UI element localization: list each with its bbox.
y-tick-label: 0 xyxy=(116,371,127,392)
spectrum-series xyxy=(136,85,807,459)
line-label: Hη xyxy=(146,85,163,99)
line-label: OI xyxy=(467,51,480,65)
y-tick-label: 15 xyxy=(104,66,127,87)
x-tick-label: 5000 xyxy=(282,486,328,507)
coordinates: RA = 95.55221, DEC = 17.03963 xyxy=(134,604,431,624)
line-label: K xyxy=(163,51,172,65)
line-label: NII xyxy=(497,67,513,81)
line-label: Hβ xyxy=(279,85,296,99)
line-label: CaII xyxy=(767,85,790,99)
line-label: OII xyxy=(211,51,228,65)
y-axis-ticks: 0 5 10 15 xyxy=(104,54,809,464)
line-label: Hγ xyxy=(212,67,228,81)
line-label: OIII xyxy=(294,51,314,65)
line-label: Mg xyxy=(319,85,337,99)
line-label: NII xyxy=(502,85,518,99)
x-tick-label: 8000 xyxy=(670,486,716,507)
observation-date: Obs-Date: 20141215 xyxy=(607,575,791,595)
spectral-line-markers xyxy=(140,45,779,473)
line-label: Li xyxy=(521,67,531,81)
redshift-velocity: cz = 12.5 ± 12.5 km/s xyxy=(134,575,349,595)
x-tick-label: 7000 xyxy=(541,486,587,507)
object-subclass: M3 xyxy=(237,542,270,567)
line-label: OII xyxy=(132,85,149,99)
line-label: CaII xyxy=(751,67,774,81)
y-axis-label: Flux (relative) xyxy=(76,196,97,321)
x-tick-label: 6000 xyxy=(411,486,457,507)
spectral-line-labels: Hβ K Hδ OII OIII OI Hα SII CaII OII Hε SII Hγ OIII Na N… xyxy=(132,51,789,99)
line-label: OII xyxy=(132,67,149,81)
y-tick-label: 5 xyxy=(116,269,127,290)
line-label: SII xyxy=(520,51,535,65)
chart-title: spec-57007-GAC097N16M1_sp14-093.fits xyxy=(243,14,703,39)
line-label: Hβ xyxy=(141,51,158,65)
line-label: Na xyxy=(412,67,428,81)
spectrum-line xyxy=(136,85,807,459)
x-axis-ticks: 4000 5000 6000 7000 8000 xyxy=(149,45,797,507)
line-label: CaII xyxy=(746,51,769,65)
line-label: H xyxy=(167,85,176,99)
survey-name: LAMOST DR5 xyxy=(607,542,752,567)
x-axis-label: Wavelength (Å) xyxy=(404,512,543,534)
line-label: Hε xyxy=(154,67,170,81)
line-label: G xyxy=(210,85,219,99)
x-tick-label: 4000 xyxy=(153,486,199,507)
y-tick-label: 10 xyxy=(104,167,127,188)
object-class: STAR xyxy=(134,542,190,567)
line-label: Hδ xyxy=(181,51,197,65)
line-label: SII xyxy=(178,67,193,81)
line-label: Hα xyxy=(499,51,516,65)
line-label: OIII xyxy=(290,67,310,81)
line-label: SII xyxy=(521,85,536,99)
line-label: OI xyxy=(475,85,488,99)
+++++
(Task to complete): State how many lines of the records contain the string "object", giving only the number.

(Result of this task): 2